What you need to do = Transcribe everything in the data word for word. Pictures are left out.
━━━━━━
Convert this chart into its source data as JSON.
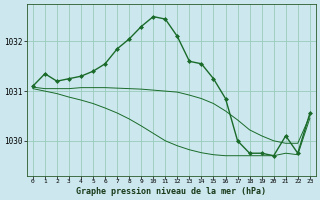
{
  "title": "Graphe pression niveau de la mer (hPa)",
  "background_color": "#cce8ee",
  "grid_color": "#99ccbb",
  "line_color": "#1a6b2a",
  "series": {
    "line1": {
      "x": [
        0,
        1,
        2,
        3,
        4,
        5,
        6,
        7,
        8,
        9,
        10,
        11,
        12,
        13,
        14,
        15,
        16,
        17,
        18,
        19,
        20,
        21,
        22,
        23
      ],
      "y": [
        1031.1,
        1031.35,
        1031.2,
        1031.25,
        1031.3,
        1031.4,
        1031.55,
        1031.85,
        1032.05,
        1032.3,
        1032.5,
        1032.45,
        1032.1,
        1031.6,
        1031.55,
        1031.25,
        1030.85,
        1030.0,
        1029.75,
        1029.75,
        1029.7,
        1030.1,
        1029.75,
        1030.55
      ],
      "marker": "D",
      "markersize": 2.0,
      "linewidth": 1.0
    },
    "line2": {
      "x": [
        0,
        1,
        2,
        3,
        4,
        5,
        6,
        7,
        8,
        9,
        10,
        11,
        12,
        13,
        14,
        15,
        16,
        17,
        18,
        19,
        20,
        21,
        22,
        23
      ],
      "y": [
        1031.08,
        1031.05,
        1031.05,
        1031.05,
        1031.07,
        1031.07,
        1031.07,
        1031.06,
        1031.05,
        1031.04,
        1031.02,
        1031.0,
        1030.98,
        1030.92,
        1030.85,
        1030.75,
        1030.6,
        1030.42,
        1030.22,
        1030.1,
        1030.0,
        1029.95,
        1029.95,
        1030.5
      ],
      "marker": "None",
      "linewidth": 0.7
    },
    "line3": {
      "x": [
        0,
        1,
        2,
        3,
        4,
        5,
        6,
        7,
        8,
        9,
        10,
        11,
        12,
        13,
        14,
        15,
        16,
        17,
        18,
        19,
        20,
        21,
        22,
        23
      ],
      "y": [
        1031.05,
        1031.0,
        1030.95,
        1030.88,
        1030.82,
        1030.75,
        1030.66,
        1030.56,
        1030.44,
        1030.3,
        1030.15,
        1030.0,
        1029.9,
        1029.82,
        1029.76,
        1029.72,
        1029.7,
        1029.7,
        1029.7,
        1029.7,
        1029.7,
        1029.75,
        1029.72,
        1030.45
      ],
      "marker": "None",
      "linewidth": 0.7
    }
  },
  "yticks": [
    1030,
    1031,
    1032
  ],
  "ylim": [
    1029.3,
    1032.75
  ],
  "xlim": [
    -0.5,
    23.5
  ],
  "xticks": [
    0,
    1,
    2,
    3,
    4,
    5,
    6,
    7,
    8,
    9,
    10,
    11,
    12,
    13,
    14,
    15,
    16,
    17,
    18,
    19,
    20,
    21,
    22,
    23
  ]
}
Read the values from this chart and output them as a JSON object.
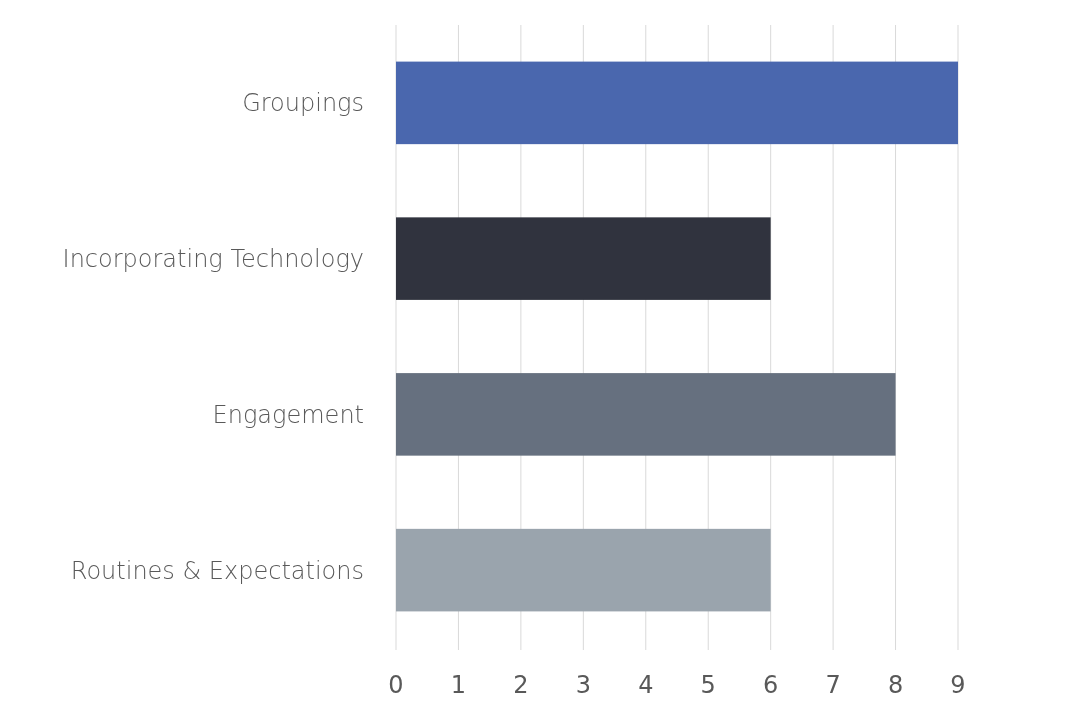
{
  "chart_data": {
    "type": "bar",
    "orientation": "horizontal",
    "categories": [
      "Groupings",
      "Incorporating Technology",
      "Engagement",
      "Routines & Expectations"
    ],
    "values": [
      9,
      6,
      8,
      6
    ],
    "colors": [
      "#4a67ae",
      "#30333e",
      "#66707f",
      "#9aa4ad"
    ],
    "xlim": [
      0,
      9
    ],
    "xticks": [
      0,
      1,
      2,
      3,
      4,
      5,
      6,
      7,
      8,
      9
    ],
    "grid": "x"
  }
}
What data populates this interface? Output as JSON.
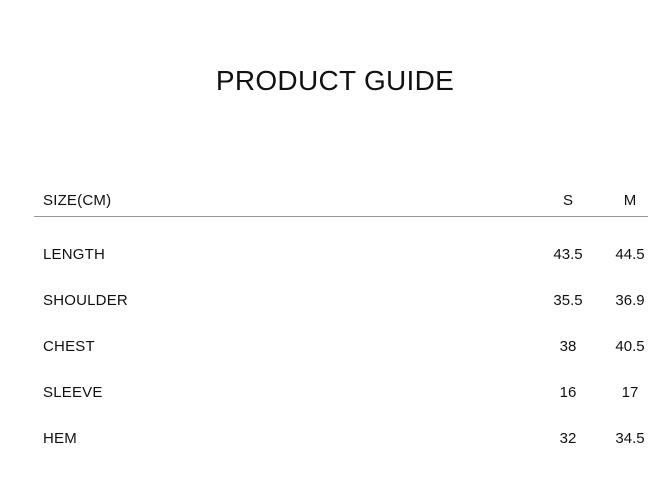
{
  "title": "PRODUCT GUIDE",
  "table": {
    "header": {
      "size_label": "SIZE(CM)",
      "columns": [
        "S",
        "M"
      ]
    },
    "rows": [
      {
        "label": "LENGTH",
        "values": [
          "43.5",
          "44.5"
        ]
      },
      {
        "label": "SHOULDER",
        "values": [
          "35.5",
          "36.9"
        ]
      },
      {
        "label": "CHEST",
        "values": [
          "38",
          "40.5"
        ]
      },
      {
        "label": "SLEEVE",
        "values": [
          "16",
          "17"
        ]
      },
      {
        "label": "HEM",
        "values": [
          "32",
          "34.5"
        ]
      }
    ],
    "divider_color": "#979797",
    "text_color": "#111111"
  }
}
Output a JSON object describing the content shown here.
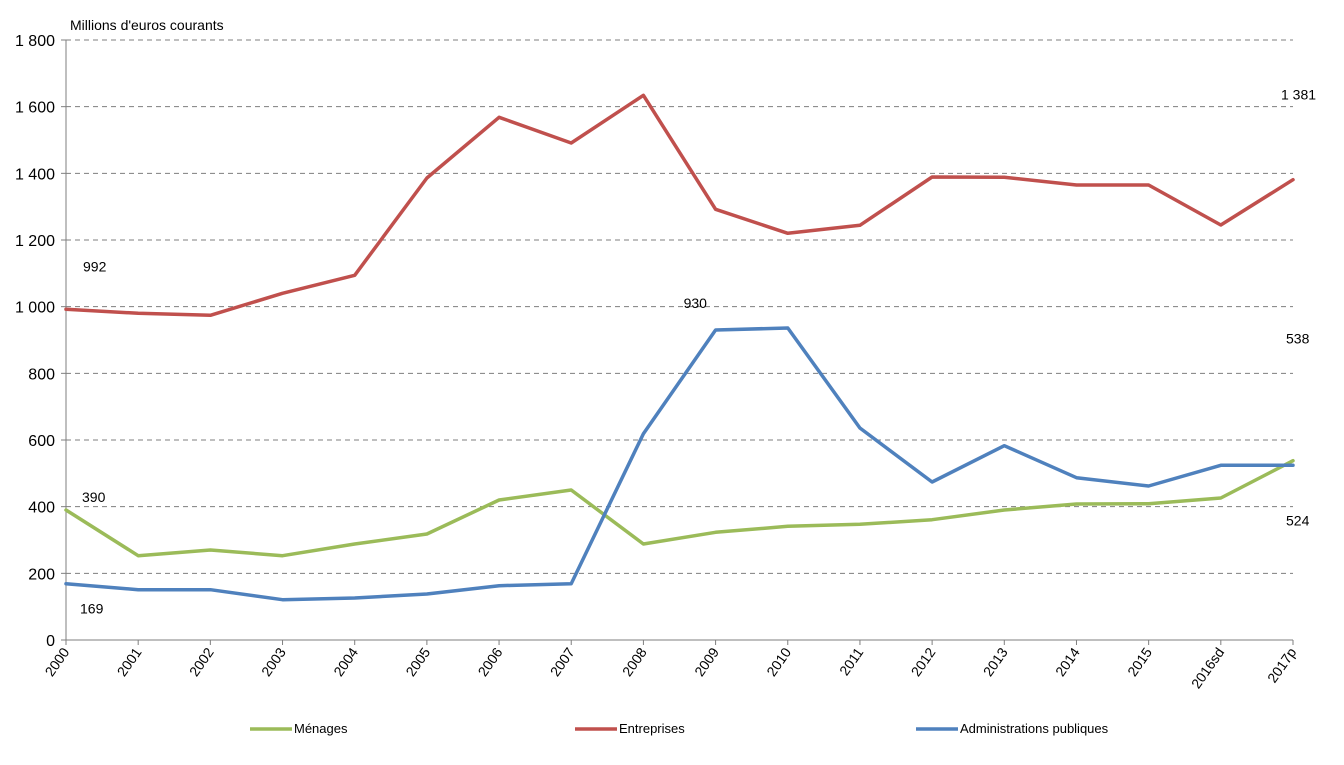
{
  "chart_data": {
    "type": "line",
    "title": "",
    "ylabel": "Millions d'euros courants",
    "xlabel": "",
    "ylim": [
      0,
      1800
    ],
    "y_ticks": [
      0,
      200,
      400,
      600,
      800,
      1000,
      1200,
      1400,
      1600,
      1800
    ],
    "y_tick_labels": [
      "0",
      "200",
      "400",
      "600",
      "800",
      "1 000",
      "1 200",
      "1 400",
      "1 600",
      "1 800"
    ],
    "grid": "horizontal dashed",
    "legend_position": "bottom",
    "categories": [
      "2000",
      "2001",
      "2002",
      "2003",
      "2004",
      "2005",
      "2006",
      "2007",
      "2008",
      "2009",
      "2010",
      "2011",
      "2012",
      "2013",
      "2014",
      "2015",
      "2016sd",
      "2017p"
    ],
    "series": [
      {
        "name": "Ménages",
        "color": "#9bbb59",
        "values": [
          390,
          253,
          270,
          253,
          288,
          318,
          420,
          450,
          288,
          323,
          341,
          347,
          361,
          390,
          408,
          409,
          426,
          538
        ]
      },
      {
        "name": "Entreprises",
        "color": "#c0504d",
        "values": [
          992,
          980,
          974,
          1040,
          1094,
          1386,
          1568,
          1491,
          1634,
          1292,
          1220,
          1244,
          1389,
          1388,
          1365,
          1365,
          1245,
          1381
        ]
      },
      {
        "name": "Administrations publiques",
        "color": "#4f81bd",
        "values": [
          169,
          151,
          151,
          121,
          126,
          138,
          163,
          169,
          619,
          930,
          936,
          636,
          474,
          583,
          487,
          462,
          524,
          524
        ]
      }
    ],
    "annotations": [
      {
        "text": "992",
        "category": "2000",
        "series": "Entreprises"
      },
      {
        "text": "390",
        "category": "2000",
        "series": "Ménages"
      },
      {
        "text": "169",
        "category": "2000",
        "series": "Administrations publiques"
      },
      {
        "text": "930",
        "category": "2009",
        "series": "Administrations publiques"
      },
      {
        "text": "1 381",
        "category": "2017p",
        "series": "Entreprises"
      },
      {
        "text": "538",
        "category": "2017p",
        "series": "Ménages"
      },
      {
        "text": "524",
        "category": "2017p",
        "series": "Administrations publiques"
      }
    ]
  }
}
━━━━━━
Full output =
Convert this chart into its source data as JSON.
{
  "title": "Graphe pression niveau de la mer (hPa)",
  "background_color": "#cce8ee",
  "grid_color": "#99ccbb",
  "line_color": "#1a6b2a",
  "series": {
    "line1": {
      "x": [
        0,
        1,
        2,
        3,
        4,
        5,
        6,
        7,
        8,
        9,
        10,
        11,
        12,
        13,
        14,
        15,
        16,
        17,
        18,
        19,
        20,
        21,
        22,
        23
      ],
      "y": [
        1031.1,
        1031.35,
        1031.2,
        1031.25,
        1031.3,
        1031.4,
        1031.55,
        1031.85,
        1032.05,
        1032.3,
        1032.5,
        1032.45,
        1032.1,
        1031.6,
        1031.55,
        1031.25,
        1030.85,
        1030.0,
        1029.75,
        1029.75,
        1029.7,
        1030.1,
        1029.75,
        1030.55
      ],
      "marker": "D",
      "markersize": 2.0,
      "linewidth": 1.0
    },
    "line2": {
      "x": [
        0,
        1,
        2,
        3,
        4,
        5,
        6,
        7,
        8,
        9,
        10,
        11,
        12,
        13,
        14,
        15,
        16,
        17,
        18,
        19,
        20,
        21,
        22,
        23
      ],
      "y": [
        1031.08,
        1031.05,
        1031.05,
        1031.05,
        1031.07,
        1031.07,
        1031.07,
        1031.06,
        1031.05,
        1031.04,
        1031.02,
        1031.0,
        1030.98,
        1030.92,
        1030.85,
        1030.75,
        1030.6,
        1030.42,
        1030.22,
        1030.1,
        1030.0,
        1029.95,
        1029.95,
        1030.5
      ],
      "marker": "None",
      "linewidth": 0.7
    },
    "line3": {
      "x": [
        0,
        1,
        2,
        3,
        4,
        5,
        6,
        7,
        8,
        9,
        10,
        11,
        12,
        13,
        14,
        15,
        16,
        17,
        18,
        19,
        20,
        21,
        22,
        23
      ],
      "y": [
        1031.05,
        1031.0,
        1030.95,
        1030.88,
        1030.82,
        1030.75,
        1030.66,
        1030.56,
        1030.44,
        1030.3,
        1030.15,
        1030.0,
        1029.9,
        1029.82,
        1029.76,
        1029.72,
        1029.7,
        1029.7,
        1029.7,
        1029.7,
        1029.7,
        1029.75,
        1029.72,
        1030.45
      ],
      "marker": "None",
      "linewidth": 0.7
    }
  },
  "yticks": [
    1030,
    1031,
    1032
  ],
  "ylim": [
    1029.3,
    1032.75
  ],
  "xlim": [
    -0.5,
    23.5
  ],
  "xticks": [
    0,
    1,
    2,
    3,
    4,
    5,
    6,
    7,
    8,
    9,
    10,
    11,
    12,
    13,
    14,
    15,
    16,
    17,
    18,
    19,
    20,
    21,
    22,
    23
  ]
}
Read the values from this chart and output them as a JSON object.
{
  "chart_data": {
    "type": "bar",
    "orientation": "horizontal",
    "categories": [
      "Groupings",
      "Incorporating Technology",
      "Engagement",
      "Routines & Expectations"
    ],
    "values": [
      9,
      6,
      8,
      6
    ],
    "colors": [
      "#4a67ae",
      "#30333e",
      "#66707f",
      "#9aa4ad"
    ],
    "xlim": [
      0,
      9
    ],
    "xticks": [
      0,
      1,
      2,
      3,
      4,
      5,
      6,
      7,
      8,
      9
    ],
    "grid": "x"
  }
}
What data populates this interface? Output as JSON.
{
  "title": "PRODUCT GUIDE",
  "table": {
    "header": {
      "size_label": "SIZE(CM)",
      "columns": [
        "S",
        "M"
      ]
    },
    "rows": [
      {
        "label": "LENGTH",
        "values": [
          "43.5",
          "44.5"
        ]
      },
      {
        "label": "SHOULDER",
        "values": [
          "35.5",
          "36.9"
        ]
      },
      {
        "label": "CHEST",
        "values": [
          "38",
          "40.5"
        ]
      },
      {
        "label": "SLEEVE",
        "values": [
          "16",
          "17"
        ]
      },
      {
        "label": "HEM",
        "values": [
          "32",
          "34.5"
        ]
      }
    ],
    "divider_color": "#979797",
    "text_color": "#111111"
  }
}
Output a JSON object describing the content shown here.
{
  "chart_data": {
    "type": "line",
    "title": "",
    "ylabel": "Millions d'euros courants",
    "xlabel": "",
    "ylim": [
      0,
      1800
    ],
    "y_ticks": [
      0,
      200,
      400,
      600,
      800,
      1000,
      1200,
      1400,
      1600,
      1800
    ],
    "y_tick_labels": [
      "0",
      "200",
      "400",
      "600",
      "800",
      "1 000",
      "1 200",
      "1 400",
      "1 600",
      "1 800"
    ],
    "grid": "horizontal dashed",
    "legend_position": "bottom",
    "categories": [
      "2000",
      "2001",
      "2002",
      "2003",
      "2004",
      "2005",
      "2006",
      "2007",
      "2008",
      "2009",
      "2010",
      "2011",
      "2012",
      "2013",
      "2014",
      "2015",
      "2016sd",
      "2017p"
    ],
    "series": [
      {
        "name": "Ménages",
        "color": "#9bbb59",
        "values": [
          390,
          253,
          270,
          253,
          288,
          318,
          420,
          450,
          288,
          323,
          341,
          347,
          361,
          390,
          408,
          409,
          426,
          538
        ]
      },
      {
        "name": "Entreprises",
        "color": "#c0504d",
        "values": [
          992,
          980,
          974,
          1040,
          1094,
          1386,
          1568,
          1491,
          1634,
          1292,
          1220,
          1244,
          1389,
          1388,
          1365,
          1365,
          1245,
          1381
        ]
      },
      {
        "name": "Administrations publiques",
        "color": "#4f81bd",
        "values": [
          169,
          151,
          151,
          121,
          126,
          138,
          163,
          169,
          619,
          930,
          936,
          636,
          474,
          583,
          487,
          462,
          524,
          524
        ]
      }
    ],
    "annotations": [
      {
        "text": "992",
        "category": "2000",
        "series": "Entreprises"
      },
      {
        "text": "390",
        "category": "2000",
        "series": "Ménages"
      },
      {
        "text": "169",
        "category": "2000",
        "series": "Administrations publiques"
      },
      {
        "text": "930",
        "category": "2009",
        "series": "Administrations publiques"
      },
      {
        "text": "1 381",
        "category": "2017p",
        "series": "Entreprises"
      },
      {
        "text": "538",
        "category": "2017p",
        "series": "Ménages"
      },
      {
        "text": "524",
        "category": "2017p",
        "series": "Administrations publiques"
      }
    ]
  }
}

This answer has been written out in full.